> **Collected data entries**
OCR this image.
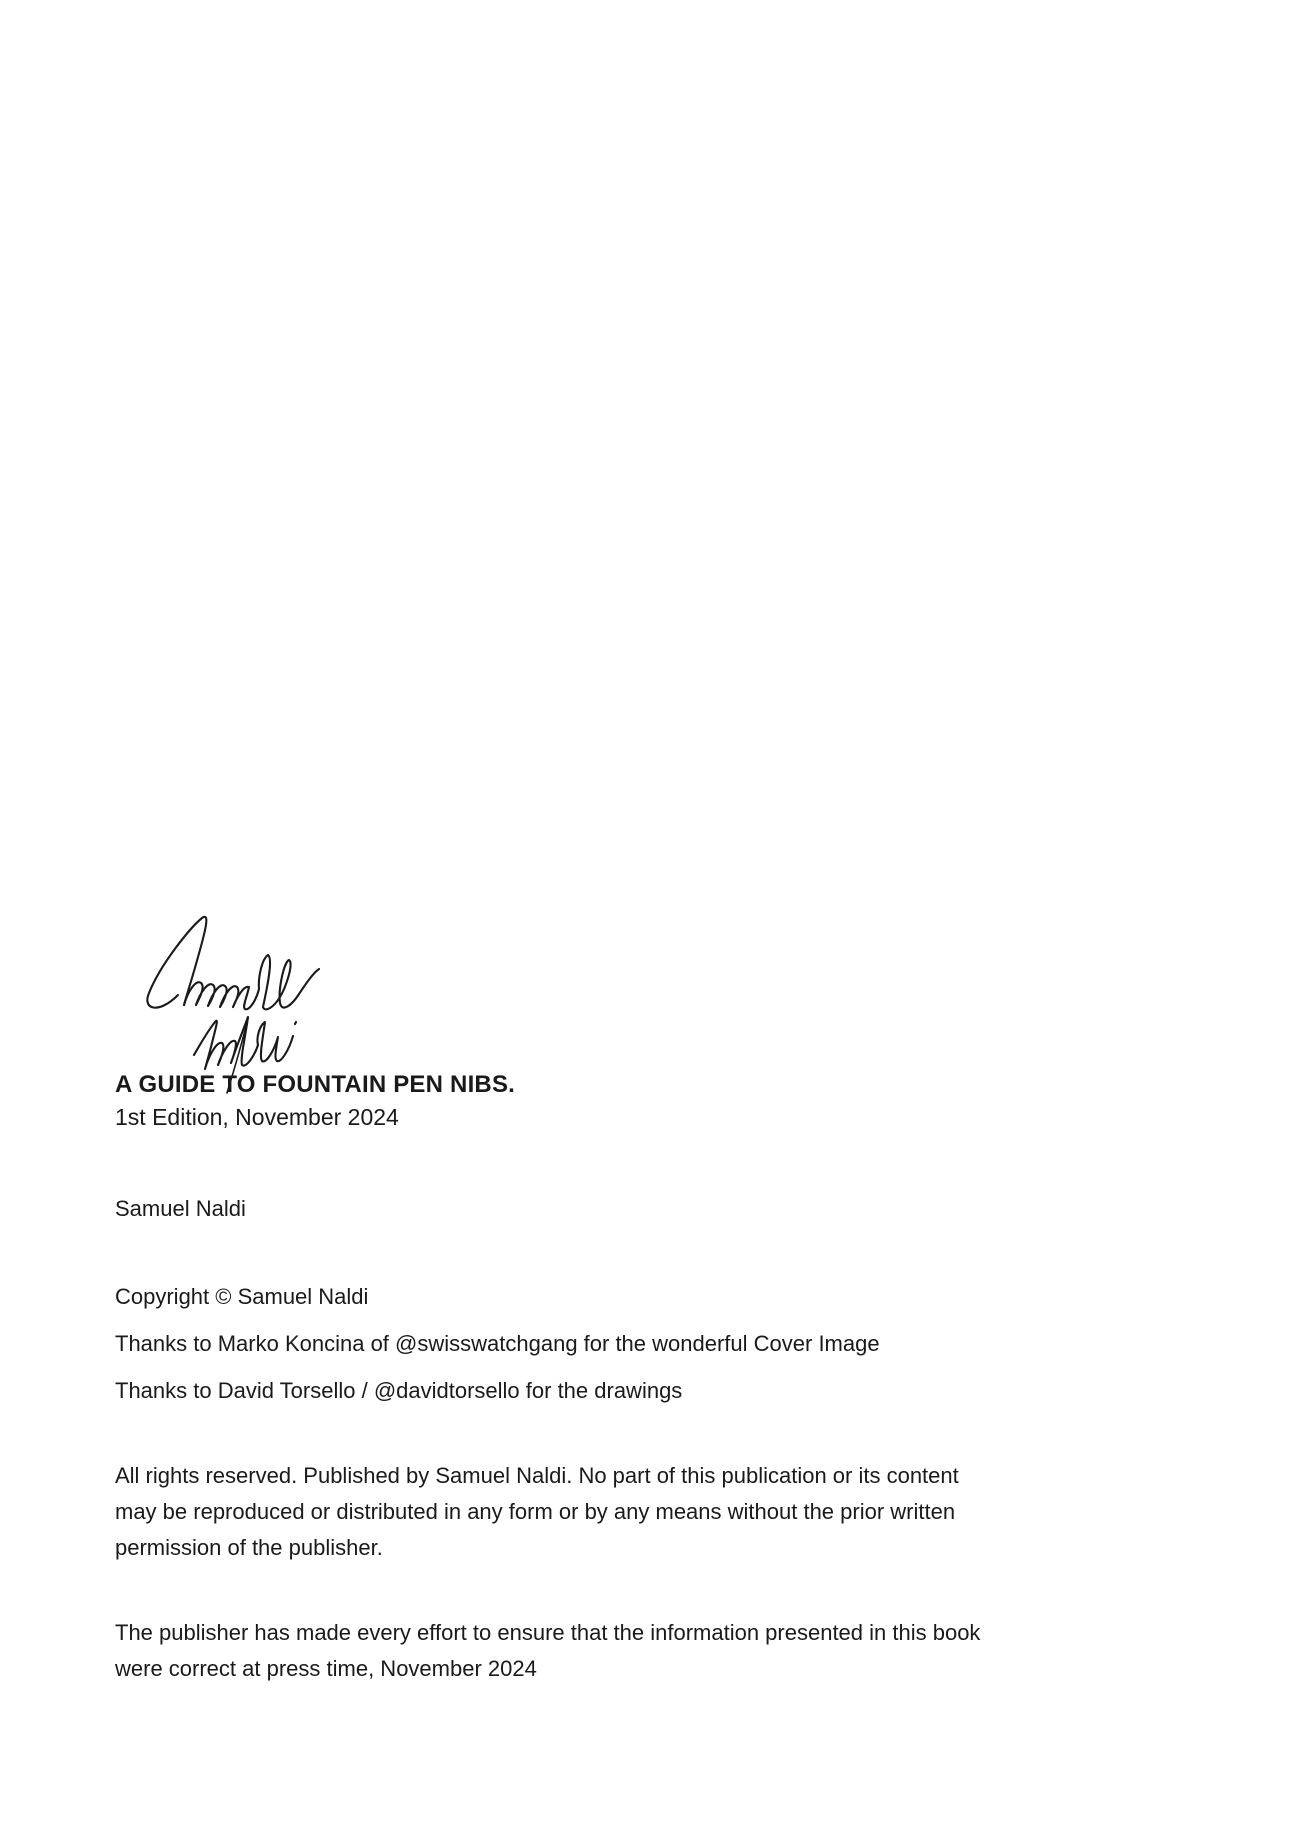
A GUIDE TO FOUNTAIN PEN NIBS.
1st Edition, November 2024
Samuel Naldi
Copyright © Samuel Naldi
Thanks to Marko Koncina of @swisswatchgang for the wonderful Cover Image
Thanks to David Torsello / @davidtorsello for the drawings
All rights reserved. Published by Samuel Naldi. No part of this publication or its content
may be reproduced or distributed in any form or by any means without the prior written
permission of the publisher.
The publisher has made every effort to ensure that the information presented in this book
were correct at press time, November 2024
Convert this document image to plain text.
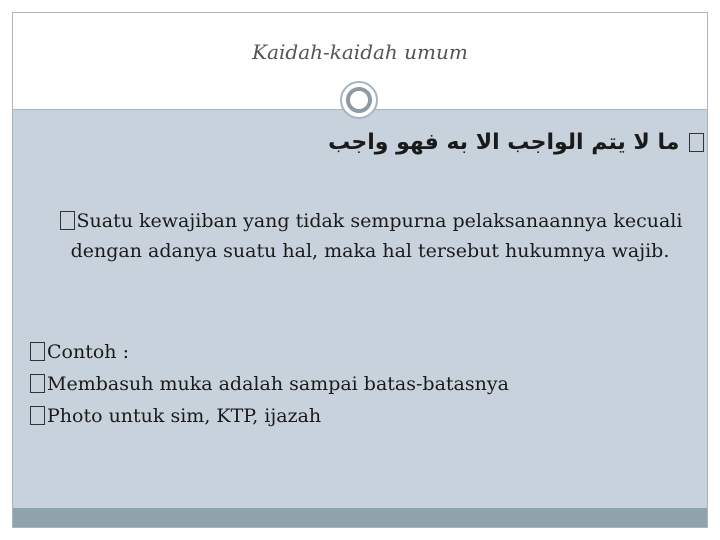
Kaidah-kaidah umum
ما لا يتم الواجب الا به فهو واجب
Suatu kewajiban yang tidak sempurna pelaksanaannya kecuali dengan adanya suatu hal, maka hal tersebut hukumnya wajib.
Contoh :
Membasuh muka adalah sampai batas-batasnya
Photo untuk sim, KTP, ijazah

> **WHAT THIS TASK INVOLVES**
Transcribe the material exactly, leaving every picture out.

> **EXERCISE OUTPUT**
OCR this image.
A GUIDE TO FOUNTAIN PEN NIBS.
1st Edition, November 2024
Samuel Naldi
Copyright © Samuel Naldi
Thanks to Marko Koncina of @swisswatchgang for the wonderful Cover Image
Thanks to David Torsello / @davidtorsello for the drawings
All rights reserved. Published by Samuel Naldi. No part of this publication or its content
may be reproduced or distributed in any form or by any means without the prior written
permission of the publisher.
The publisher has made every effort to ensure that the information presented in this book
were correct at press time, November 2024
Convert this document image to plain text.
Kaidah-kaidah umum
ما لا يتم الواجب الا به فهو واجب
Suatu kewajiban yang tidak sempurna pelaksanaannya kecuali dengan adanya suatu hal, maka hal tersebut hukumnya wajib.
Contoh :
Membasuh muka adalah sampai batas-batasnya
Photo untuk sim, KTP, ijazah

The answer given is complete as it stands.